Items listed in a dataset:
==========

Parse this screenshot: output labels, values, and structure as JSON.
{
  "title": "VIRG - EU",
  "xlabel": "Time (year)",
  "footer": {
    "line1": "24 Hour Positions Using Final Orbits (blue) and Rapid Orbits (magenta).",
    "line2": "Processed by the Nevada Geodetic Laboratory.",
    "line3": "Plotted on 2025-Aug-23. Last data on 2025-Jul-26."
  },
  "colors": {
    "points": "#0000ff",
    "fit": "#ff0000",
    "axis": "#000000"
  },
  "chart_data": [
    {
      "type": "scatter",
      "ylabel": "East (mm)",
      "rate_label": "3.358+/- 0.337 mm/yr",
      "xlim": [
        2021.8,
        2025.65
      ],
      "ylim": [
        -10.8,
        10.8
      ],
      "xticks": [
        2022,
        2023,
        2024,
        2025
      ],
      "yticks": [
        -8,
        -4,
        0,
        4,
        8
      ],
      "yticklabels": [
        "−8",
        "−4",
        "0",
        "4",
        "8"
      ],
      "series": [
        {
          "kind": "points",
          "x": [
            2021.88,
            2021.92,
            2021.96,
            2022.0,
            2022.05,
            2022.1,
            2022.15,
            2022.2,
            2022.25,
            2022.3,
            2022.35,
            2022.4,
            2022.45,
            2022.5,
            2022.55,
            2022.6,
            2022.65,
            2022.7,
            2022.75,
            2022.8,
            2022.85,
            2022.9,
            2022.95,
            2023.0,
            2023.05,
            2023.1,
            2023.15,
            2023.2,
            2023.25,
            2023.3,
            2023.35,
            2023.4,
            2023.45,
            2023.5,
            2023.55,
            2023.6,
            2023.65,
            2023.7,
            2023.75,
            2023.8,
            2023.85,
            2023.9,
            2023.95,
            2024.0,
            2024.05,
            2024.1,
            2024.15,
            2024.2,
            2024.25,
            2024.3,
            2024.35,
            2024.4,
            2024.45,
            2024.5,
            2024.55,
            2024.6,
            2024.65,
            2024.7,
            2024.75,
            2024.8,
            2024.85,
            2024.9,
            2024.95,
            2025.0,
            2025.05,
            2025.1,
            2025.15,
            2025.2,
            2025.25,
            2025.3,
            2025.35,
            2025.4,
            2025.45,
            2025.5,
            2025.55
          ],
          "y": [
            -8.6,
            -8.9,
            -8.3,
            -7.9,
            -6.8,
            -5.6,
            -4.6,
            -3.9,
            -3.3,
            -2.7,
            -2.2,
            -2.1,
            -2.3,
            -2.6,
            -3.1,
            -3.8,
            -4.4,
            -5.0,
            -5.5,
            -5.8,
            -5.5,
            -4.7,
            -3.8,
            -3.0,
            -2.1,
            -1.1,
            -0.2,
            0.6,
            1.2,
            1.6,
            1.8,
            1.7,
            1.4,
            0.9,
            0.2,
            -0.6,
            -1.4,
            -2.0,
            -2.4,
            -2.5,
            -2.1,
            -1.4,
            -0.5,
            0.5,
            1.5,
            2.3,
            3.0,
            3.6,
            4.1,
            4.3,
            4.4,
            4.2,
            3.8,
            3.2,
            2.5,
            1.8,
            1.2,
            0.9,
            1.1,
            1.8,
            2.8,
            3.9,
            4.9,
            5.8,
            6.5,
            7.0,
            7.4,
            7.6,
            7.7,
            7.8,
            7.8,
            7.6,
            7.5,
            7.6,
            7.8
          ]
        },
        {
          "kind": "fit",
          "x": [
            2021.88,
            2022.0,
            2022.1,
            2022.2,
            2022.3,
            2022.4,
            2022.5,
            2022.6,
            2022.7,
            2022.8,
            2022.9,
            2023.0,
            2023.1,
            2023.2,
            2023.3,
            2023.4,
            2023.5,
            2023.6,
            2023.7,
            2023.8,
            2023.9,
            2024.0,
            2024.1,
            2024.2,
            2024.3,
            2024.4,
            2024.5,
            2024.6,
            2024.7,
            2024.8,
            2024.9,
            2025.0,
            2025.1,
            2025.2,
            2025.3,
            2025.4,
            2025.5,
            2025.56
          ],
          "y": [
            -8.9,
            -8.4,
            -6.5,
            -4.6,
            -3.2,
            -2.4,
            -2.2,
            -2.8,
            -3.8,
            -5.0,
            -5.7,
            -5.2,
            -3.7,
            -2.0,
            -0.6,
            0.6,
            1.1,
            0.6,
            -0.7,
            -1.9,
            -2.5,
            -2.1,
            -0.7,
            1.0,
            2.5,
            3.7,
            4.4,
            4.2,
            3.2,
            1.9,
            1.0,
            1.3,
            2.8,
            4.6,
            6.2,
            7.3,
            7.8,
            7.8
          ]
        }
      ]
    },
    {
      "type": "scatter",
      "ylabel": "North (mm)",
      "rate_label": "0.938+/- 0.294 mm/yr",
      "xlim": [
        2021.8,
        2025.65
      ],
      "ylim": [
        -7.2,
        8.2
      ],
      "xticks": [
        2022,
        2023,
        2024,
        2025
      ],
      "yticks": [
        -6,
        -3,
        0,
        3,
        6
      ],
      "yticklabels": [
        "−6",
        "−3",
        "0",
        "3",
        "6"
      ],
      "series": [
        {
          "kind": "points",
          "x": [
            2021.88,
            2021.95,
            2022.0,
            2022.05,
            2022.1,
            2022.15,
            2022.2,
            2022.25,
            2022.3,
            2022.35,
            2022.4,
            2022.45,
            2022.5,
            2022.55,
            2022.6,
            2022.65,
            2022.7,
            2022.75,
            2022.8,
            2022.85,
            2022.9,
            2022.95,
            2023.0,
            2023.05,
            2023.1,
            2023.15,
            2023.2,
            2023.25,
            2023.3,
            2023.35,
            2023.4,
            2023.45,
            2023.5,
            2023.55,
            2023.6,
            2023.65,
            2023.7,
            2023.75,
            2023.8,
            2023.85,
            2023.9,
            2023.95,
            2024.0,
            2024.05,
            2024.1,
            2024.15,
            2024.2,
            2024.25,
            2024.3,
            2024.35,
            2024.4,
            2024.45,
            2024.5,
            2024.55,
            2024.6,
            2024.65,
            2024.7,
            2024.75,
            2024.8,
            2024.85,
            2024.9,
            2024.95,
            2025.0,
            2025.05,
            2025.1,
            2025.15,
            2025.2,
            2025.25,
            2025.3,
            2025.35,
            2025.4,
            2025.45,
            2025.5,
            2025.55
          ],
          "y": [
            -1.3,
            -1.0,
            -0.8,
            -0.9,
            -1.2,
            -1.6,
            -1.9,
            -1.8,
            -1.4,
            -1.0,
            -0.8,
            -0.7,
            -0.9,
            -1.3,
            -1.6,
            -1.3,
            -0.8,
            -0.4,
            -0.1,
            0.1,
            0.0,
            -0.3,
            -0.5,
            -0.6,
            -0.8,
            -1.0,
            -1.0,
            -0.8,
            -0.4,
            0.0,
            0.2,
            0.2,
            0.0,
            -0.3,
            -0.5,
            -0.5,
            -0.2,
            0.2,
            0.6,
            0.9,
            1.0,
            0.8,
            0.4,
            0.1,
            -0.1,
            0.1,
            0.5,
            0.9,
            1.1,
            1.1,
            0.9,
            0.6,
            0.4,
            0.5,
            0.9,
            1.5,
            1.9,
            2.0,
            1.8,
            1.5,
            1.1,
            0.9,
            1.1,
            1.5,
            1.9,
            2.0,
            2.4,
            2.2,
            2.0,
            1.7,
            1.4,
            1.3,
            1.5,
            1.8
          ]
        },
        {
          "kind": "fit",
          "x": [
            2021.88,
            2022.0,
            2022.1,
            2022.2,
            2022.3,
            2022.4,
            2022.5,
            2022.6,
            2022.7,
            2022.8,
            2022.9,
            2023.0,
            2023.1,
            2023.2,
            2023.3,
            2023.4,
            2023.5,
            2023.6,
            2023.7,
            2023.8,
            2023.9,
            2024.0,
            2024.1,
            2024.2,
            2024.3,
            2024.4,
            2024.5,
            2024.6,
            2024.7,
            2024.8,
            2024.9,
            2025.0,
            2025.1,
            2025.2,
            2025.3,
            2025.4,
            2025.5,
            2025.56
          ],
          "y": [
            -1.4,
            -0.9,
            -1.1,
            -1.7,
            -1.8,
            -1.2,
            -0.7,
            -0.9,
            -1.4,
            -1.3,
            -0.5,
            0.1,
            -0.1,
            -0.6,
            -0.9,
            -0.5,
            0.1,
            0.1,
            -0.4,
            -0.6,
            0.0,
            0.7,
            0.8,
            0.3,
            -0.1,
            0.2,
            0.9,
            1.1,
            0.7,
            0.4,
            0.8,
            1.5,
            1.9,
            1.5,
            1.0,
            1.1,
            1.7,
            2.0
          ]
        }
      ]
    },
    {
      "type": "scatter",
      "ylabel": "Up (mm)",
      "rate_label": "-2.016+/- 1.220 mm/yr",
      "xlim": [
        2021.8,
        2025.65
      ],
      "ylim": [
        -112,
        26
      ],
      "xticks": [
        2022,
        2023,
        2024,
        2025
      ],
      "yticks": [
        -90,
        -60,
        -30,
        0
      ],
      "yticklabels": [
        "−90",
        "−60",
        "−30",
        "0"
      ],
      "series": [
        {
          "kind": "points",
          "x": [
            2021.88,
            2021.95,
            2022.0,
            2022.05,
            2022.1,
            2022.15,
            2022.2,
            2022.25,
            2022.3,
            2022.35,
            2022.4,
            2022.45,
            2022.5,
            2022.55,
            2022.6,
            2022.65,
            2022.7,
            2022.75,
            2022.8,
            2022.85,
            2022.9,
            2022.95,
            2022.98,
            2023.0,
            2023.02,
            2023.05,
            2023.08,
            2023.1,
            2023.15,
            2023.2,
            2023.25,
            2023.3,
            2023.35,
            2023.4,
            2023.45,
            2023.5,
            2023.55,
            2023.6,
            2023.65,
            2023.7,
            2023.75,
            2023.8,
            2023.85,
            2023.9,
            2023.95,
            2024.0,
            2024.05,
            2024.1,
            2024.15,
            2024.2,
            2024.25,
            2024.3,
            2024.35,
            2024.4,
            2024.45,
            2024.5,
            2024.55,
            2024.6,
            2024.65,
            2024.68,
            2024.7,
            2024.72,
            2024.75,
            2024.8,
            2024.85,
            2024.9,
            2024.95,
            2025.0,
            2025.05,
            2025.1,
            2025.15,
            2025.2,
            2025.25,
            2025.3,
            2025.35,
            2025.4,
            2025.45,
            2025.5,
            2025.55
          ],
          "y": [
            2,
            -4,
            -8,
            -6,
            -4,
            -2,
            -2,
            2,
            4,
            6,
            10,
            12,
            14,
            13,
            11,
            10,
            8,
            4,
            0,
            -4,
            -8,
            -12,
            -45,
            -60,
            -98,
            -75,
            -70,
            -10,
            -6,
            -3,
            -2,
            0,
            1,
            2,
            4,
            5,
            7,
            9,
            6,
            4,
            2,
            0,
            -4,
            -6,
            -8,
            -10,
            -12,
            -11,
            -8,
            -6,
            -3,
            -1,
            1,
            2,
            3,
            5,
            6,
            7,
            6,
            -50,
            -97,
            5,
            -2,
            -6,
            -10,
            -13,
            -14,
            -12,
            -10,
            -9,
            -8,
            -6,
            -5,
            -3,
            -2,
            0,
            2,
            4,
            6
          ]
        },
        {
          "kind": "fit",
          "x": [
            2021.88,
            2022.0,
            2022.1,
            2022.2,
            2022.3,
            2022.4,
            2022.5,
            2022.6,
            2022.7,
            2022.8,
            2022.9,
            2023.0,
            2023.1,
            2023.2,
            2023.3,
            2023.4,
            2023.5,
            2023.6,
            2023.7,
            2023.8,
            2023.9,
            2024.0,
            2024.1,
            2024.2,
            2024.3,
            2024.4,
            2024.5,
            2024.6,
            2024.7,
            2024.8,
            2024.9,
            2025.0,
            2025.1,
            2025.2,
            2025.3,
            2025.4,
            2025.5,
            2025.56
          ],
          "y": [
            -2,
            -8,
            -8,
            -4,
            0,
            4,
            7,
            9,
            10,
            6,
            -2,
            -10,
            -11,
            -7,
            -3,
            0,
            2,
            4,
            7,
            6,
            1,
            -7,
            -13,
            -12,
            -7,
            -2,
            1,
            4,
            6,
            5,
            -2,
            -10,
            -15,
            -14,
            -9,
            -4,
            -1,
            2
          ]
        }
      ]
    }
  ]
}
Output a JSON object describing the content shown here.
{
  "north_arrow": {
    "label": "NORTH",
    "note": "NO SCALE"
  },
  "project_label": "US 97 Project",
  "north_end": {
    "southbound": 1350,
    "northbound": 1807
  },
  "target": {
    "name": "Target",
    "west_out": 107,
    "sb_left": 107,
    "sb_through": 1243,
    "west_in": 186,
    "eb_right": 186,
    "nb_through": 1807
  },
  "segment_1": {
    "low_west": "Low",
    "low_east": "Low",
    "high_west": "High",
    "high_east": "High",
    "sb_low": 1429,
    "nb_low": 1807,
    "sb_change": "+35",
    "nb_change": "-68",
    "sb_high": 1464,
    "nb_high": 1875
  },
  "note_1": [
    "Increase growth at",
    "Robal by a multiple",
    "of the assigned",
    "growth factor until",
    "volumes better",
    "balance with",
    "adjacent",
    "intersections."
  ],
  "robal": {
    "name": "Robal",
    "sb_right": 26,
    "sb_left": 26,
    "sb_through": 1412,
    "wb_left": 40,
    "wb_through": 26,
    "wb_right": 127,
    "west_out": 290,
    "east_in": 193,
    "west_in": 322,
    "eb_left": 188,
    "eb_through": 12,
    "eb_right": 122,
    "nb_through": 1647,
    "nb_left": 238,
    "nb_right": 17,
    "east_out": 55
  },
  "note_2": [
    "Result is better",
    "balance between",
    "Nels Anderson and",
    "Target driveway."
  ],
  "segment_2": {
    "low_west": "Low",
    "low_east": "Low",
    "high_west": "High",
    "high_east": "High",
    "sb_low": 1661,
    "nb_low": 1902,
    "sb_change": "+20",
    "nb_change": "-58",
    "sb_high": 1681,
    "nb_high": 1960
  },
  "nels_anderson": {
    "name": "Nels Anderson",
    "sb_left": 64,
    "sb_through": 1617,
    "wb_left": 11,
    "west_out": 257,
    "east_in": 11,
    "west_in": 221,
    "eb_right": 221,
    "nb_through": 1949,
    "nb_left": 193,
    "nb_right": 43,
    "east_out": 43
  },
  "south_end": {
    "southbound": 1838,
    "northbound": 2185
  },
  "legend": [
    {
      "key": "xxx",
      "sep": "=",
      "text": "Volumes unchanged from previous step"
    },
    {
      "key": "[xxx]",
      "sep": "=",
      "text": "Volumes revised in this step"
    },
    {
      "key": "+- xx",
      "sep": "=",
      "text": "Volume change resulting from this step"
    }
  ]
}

==========

REQUIREMENT>
In the records above, how many lines contain the word "growth"? Give the number alone.

CORRECT RESPONSE>
2